Given data -
══════════════════════════════

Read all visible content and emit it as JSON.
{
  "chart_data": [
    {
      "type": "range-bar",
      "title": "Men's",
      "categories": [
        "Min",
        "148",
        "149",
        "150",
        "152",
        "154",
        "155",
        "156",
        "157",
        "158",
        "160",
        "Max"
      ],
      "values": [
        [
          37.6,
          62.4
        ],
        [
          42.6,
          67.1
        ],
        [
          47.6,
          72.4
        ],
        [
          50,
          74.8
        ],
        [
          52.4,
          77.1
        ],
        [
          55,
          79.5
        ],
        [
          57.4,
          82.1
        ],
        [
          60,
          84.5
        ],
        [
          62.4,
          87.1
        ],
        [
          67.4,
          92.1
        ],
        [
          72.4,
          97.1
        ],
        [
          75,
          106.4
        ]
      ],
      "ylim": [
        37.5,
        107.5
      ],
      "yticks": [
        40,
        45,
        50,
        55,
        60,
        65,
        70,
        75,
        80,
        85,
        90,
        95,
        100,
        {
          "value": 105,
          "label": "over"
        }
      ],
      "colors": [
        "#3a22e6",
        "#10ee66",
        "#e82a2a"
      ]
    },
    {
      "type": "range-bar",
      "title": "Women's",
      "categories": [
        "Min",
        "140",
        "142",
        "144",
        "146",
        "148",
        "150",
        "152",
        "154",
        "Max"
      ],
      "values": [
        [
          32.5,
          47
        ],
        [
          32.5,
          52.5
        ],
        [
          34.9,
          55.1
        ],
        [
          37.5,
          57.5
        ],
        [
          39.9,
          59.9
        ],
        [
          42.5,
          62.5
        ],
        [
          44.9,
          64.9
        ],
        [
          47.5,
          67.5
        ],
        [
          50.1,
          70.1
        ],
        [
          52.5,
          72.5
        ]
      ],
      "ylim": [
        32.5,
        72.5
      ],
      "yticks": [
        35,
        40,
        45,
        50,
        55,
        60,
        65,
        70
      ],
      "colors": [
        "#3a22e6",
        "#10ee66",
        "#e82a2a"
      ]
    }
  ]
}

══════════════════════════════

Task to complete -
Repeat the material word for word, in full.

Exercise output -
Read all visible content and emit it as JSON.
{
  "chart_data": [
    {
      "type": "range-bar",
      "title": "Men's",
      "categories": [
        "Min",
        "148",
        "149",
        "150",
        "152",
        "154",
        "155",
        "156",
        "157",
        "158",
        "160",
        "Max"
      ],
      "values": [
        [
          37.6,
          62.4
        ],
        [
          42.6,
          67.1
        ],
        [
          47.6,
          72.4
        ],
        [
          50,
          74.8
        ],
        [
          52.4,
          77.1
        ],
        [
          55,
          79.5
        ],
        [
          57.4,
          82.1
        ],
        [
          60,
          84.5
        ],
        [
          62.4,
          87.1
        ],
        [
          67.4,
          92.1
        ],
        [
          72.4,
          97.1
        ],
        [
          75,
          106.4
        ]
      ],
      "ylim": [
        37.5,
        107.5
      ],
      "yticks": [
        40,
        45,
        50,
        55,
        60,
        65,
        70,
        75,
        80,
        85,
        90,
        95,
        100,
        {
          "value": 105,
          "label": "over"
        }
      ],
      "colors": [
        "#3a22e6",
        "#10ee66",
        "#e82a2a"
      ]
    },
    {
      "type": "range-bar",
      "title": "Women's",
      "categories": [
        "Min",
        "140",
        "142",
        "144",
        "146",
        "148",
        "150",
        "152",
        "154",
        "Max"
      ],
      "values": [
        [
          32.5,
          47
        ],
        [
          32.5,
          52.5
        ],
        [
          34.9,
          55.1
        ],
        [
          37.5,
          57.5
        ],
        [
          39.9,
          59.9
        ],
        [
          42.5,
          62.5
        ],
        [
          44.9,
          64.9
        ],
        [
          47.5,
          67.5
        ],
        [
          50.1,
          70.1
        ],
        [
          52.5,
          72.5
        ]
      ],
      "ylim": [
        32.5,
        72.5
      ],
      "yticks": [
        35,
        40,
        45,
        50,
        55,
        60,
        65,
        70
      ],
      "colors": [
        "#3a22e6",
        "#10ee66",
        "#e82a2a"
      ]
    }
  ]
}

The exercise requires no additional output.